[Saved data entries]

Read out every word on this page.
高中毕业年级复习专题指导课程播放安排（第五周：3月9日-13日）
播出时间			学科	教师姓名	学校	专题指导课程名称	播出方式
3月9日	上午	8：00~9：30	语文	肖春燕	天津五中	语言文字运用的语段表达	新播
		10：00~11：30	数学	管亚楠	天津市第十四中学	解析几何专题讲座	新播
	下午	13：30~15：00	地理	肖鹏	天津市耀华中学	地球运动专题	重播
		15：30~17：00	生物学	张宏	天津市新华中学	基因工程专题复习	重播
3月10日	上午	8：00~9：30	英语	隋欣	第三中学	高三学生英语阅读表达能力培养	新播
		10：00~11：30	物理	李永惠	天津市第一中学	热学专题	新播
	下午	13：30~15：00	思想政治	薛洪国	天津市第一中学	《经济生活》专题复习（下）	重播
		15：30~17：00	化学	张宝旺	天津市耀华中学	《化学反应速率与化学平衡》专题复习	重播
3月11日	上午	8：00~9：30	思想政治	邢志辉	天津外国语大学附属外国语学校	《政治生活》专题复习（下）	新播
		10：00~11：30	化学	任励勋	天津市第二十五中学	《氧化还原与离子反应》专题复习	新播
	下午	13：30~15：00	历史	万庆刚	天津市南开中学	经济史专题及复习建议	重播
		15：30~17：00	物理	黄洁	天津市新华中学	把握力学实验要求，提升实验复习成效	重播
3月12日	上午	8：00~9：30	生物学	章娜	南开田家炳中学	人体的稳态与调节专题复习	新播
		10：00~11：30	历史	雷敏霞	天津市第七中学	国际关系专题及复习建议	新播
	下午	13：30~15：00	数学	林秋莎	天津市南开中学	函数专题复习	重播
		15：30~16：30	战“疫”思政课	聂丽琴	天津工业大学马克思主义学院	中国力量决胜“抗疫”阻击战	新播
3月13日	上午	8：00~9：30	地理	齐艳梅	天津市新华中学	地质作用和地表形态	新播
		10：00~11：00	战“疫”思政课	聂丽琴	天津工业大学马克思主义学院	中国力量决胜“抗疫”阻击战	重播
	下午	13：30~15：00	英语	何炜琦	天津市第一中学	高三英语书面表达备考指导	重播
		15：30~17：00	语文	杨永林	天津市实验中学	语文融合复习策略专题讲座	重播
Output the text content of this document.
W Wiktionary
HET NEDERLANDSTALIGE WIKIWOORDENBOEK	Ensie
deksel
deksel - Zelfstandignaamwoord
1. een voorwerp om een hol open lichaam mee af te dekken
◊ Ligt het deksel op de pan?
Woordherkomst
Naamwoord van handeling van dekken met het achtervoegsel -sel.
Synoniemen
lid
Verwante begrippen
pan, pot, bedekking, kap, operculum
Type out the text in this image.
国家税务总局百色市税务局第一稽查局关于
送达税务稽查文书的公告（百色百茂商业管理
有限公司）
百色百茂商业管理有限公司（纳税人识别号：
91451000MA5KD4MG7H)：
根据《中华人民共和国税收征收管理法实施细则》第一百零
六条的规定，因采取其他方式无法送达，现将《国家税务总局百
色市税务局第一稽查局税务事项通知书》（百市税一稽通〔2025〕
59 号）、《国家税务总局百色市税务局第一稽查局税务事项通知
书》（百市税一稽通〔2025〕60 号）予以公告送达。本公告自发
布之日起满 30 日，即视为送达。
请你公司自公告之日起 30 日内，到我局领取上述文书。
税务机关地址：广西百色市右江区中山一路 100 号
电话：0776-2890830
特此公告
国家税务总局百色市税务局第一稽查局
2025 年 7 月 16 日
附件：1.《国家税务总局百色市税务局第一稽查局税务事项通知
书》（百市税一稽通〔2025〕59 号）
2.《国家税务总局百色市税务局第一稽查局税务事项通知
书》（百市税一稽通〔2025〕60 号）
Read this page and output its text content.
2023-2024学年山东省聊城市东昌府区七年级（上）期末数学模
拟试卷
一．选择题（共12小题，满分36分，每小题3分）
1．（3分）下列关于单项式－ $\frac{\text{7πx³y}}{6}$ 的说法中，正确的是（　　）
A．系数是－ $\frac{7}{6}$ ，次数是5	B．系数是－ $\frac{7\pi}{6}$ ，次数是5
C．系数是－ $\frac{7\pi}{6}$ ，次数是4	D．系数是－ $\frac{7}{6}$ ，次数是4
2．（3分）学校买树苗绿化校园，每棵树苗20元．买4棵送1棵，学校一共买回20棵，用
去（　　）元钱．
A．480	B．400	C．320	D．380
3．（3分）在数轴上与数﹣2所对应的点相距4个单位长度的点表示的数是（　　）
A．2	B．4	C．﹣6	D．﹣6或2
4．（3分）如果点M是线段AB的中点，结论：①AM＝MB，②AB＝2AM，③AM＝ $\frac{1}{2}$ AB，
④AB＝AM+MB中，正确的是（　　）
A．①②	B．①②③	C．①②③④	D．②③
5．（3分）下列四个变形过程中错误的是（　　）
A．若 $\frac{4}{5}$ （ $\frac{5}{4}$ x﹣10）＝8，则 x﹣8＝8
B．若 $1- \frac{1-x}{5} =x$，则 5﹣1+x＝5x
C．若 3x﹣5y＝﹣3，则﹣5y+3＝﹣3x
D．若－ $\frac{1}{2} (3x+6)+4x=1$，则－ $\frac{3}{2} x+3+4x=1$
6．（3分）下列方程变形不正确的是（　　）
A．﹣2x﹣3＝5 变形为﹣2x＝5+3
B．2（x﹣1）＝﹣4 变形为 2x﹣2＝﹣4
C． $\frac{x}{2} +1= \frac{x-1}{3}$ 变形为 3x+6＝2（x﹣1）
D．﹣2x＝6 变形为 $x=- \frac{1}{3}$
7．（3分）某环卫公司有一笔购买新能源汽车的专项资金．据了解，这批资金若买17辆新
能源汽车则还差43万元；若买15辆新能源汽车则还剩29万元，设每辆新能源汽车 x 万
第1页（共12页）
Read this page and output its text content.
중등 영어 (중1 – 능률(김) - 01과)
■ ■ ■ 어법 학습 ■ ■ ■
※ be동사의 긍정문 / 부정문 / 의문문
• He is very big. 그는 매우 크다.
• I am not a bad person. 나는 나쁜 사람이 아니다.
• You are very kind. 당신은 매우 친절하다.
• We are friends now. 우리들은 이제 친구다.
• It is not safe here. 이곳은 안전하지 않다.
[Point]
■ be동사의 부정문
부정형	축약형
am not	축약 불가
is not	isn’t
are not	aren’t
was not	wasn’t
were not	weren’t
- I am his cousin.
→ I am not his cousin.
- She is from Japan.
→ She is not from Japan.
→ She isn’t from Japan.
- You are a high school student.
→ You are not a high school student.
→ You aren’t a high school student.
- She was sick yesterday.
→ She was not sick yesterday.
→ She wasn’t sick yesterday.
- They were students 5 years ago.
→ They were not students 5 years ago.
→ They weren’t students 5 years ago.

Work instructions ->
Each line above must be reproduced exactly as it stands.

Solution to the exercise ->
Read out every word on this page.
高中毕业年级复习专题指导课程播放安排（第五周：3月9日-13日）
播出时间			学科	教师姓名	学校	专题指导课程名称	播出方式
3月9日	上午	8：00~9：30	语文	肖春燕	天津五中	语言文字运用的语段表达	新播
		10：00~11：30	数学	管亚楠	天津市第十四中学	解析几何专题讲座	新播
	下午	13：30~15：00	地理	肖鹏	天津市耀华中学	地球运动专题	重播
		15：30~17：00	生物学	张宏	天津市新华中学	基因工程专题复习	重播
3月10日	上午	8：00~9：30	英语	隋欣	第三中学	高三学生英语阅读表达能力培养	新播
		10：00~11：30	物理	李永惠	天津市第一中学	热学专题	新播
	下午	13：30~15：00	思想政治	薛洪国	天津市第一中学	《经济生活》专题复习（下）	重播
		15：30~17：00	化学	张宝旺	天津市耀华中学	《化学反应速率与化学平衡》专题复习	重播
3月11日	上午	8：00~9：30	思想政治	邢志辉	天津外国语大学附属外国语学校	《政治生活》专题复习（下）	新播
		10：00~11：30	化学	任励勋	天津市第二十五中学	《氧化还原与离子反应》专题复习	新播
	下午	13：30~15：00	历史	万庆刚	天津市南开中学	经济史专题及复习建议	重播
		15：30~17：00	物理	黄洁	天津市新华中学	把握力学实验要求，提升实验复习成效	重播
3月12日	上午	8：00~9：30	生物学	章娜	南开田家炳中学	人体的稳态与调节专题复习	新播
		10：00~11：30	历史	雷敏霞	天津市第七中学	国际关系专题及复习建议	新播
	下午	13：30~15：00	数学	林秋莎	天津市南开中学	函数专题复习	重播
		15：30~16：30	战“疫”思政课	聂丽琴	天津工业大学马克思主义学院	中国力量决胜“抗疫”阻击战	新播
3月13日	上午	8：00~9：30	地理	齐艳梅	天津市新华中学	地质作用和地表形态	新播
		10：00~11：00	战“疫”思政课	聂丽琴	天津工业大学马克思主义学院	中国力量决胜“抗疫”阻击战	重播
	下午	13：30~15：00	英语	何炜琦	天津市第一中学	高三英语书面表达备考指导	重播
		15：30~17：00	语文	杨永林	天津市实验中学	语文融合复习策略专题讲座	重播
Output the text content of this document.
W Wiktionary
HET NEDERLANDSTALIGE WIKIWOORDENBOEK	Ensie
deksel
deksel - Zelfstandignaamwoord
1. een voorwerp om een hol open lichaam mee af te dekken
◊ Ligt het deksel op de pan?
Woordherkomst
Naamwoord van handeling van dekken met het achtervoegsel -sel.
Synoniemen
lid
Verwante begrippen
pan, pot, bedekking, kap, operculum
Type out the text in this image.
国家税务总局百色市税务局第一稽查局关于
送达税务稽查文书的公告（百色百茂商业管理
有限公司）
百色百茂商业管理有限公司（纳税人识别号：
91451000MA5KD4MG7H)：
根据《中华人民共和国税收征收管理法实施细则》第一百零
六条的规定，因采取其他方式无法送达，现将《国家税务总局百
色市税务局第一稽查局税务事项通知书》（百市税一稽通〔2025〕
59 号）、《国家税务总局百色市税务局第一稽查局税务事项通知
书》（百市税一稽通〔2025〕60 号）予以公告送达。本公告自发
布之日起满 30 日，即视为送达。
请你公司自公告之日起 30 日内，到我局领取上述文书。
税务机关地址：广西百色市右江区中山一路 100 号
电话：0776-2890830
特此公告
国家税务总局百色市税务局第一稽查局
2025 年 7 月 16 日
附件：1.《国家税务总局百色市税务局第一稽查局税务事项通知
书》（百市税一稽通〔2025〕59 号）
2.《国家税务总局百色市税务局第一稽查局税务事项通知
书》（百市税一稽通〔2025〕60 号）
Read this page and output its text content.
2023-2024学年山东省聊城市东昌府区七年级（上）期末数学模
拟试卷
一．选择题（共12小题，满分36分，每小题3分）
1．（3分）下列关于单项式－ $\frac{\text{7πx³y}}{6}$ 的说法中，正确的是（　　）
A．系数是－ $\frac{7}{6}$ ，次数是5	B．系数是－ $\frac{7\pi}{6}$ ，次数是5
C．系数是－ $\frac{7\pi}{6}$ ，次数是4	D．系数是－ $\frac{7}{6}$ ，次数是4
2．（3分）学校买树苗绿化校园，每棵树苗20元．买4棵送1棵，学校一共买回20棵，用
去（　　）元钱．
A．480	B．400	C．320	D．380
3．（3分）在数轴上与数﹣2所对应的点相距4个单位长度的点表示的数是（　　）
A．2	B．4	C．﹣6	D．﹣6或2
4．（3分）如果点M是线段AB的中点，结论：①AM＝MB，②AB＝2AM，③AM＝ $\frac{1}{2}$ AB，
④AB＝AM+MB中，正确的是（　　）
A．①②	B．①②③	C．①②③④	D．②③
5．（3分）下列四个变形过程中错误的是（　　）
A．若 $\frac{4}{5}$ （ $\frac{5}{4}$ x﹣10）＝8，则 x﹣8＝8
B．若 $1- \frac{1-x}{5} =x$，则 5﹣1+x＝5x
C．若 3x﹣5y＝﹣3，则﹣5y+3＝﹣3x
D．若－ $\frac{1}{2} (3x+6)+4x=1$，则－ $\frac{3}{2} x+3+4x=1$
6．（3分）下列方程变形不正确的是（　　）
A．﹣2x﹣3＝5 变形为﹣2x＝5+3
B．2（x﹣1）＝﹣4 变形为 2x﹣2＝﹣4
C． $\frac{x}{2} +1= \frac{x-1}{3}$ 变形为 3x+6＝2（x﹣1）
D．﹣2x＝6 变形为 $x=- \frac{1}{3}$
7．（3分）某环卫公司有一笔购买新能源汽车的专项资金．据了解，这批资金若买17辆新
能源汽车则还差43万元；若买15辆新能源汽车则还剩29万元，设每辆新能源汽车 x 万
第1页（共12页）
Read this page and output its text content.
중등 영어 (중1 – 능률(김) - 01과)
■ ■ ■ 어법 학습 ■ ■ ■
※ be동사의 긍정문 / 부정문 / 의문문
• He is very big. 그는 매우 크다.
• I am not a bad person. 나는 나쁜 사람이 아니다.
• You are very kind. 당신은 매우 친절하다.
• We are friends now. 우리들은 이제 친구다.
• It is not safe here. 이곳은 안전하지 않다.
[Point]
■ be동사의 부정문
부정형	축약형
am not	축약 불가
is not	isn’t
are not	aren’t
was not	wasn’t
were not	weren’t
- I am his cousin.
→ I am not his cousin.
- She is from Japan.
→ She is not from Japan.
→ She isn’t from Japan.
- You are a high school student.
→ You are not a high school student.
→ You aren’t a high school student.
- She was sick yesterday.
→ She was not sick yesterday.
→ She wasn’t sick yesterday.
- They were students 5 years ago.
→ They were not students 5 years ago.
→ They weren’t students 5 years ago.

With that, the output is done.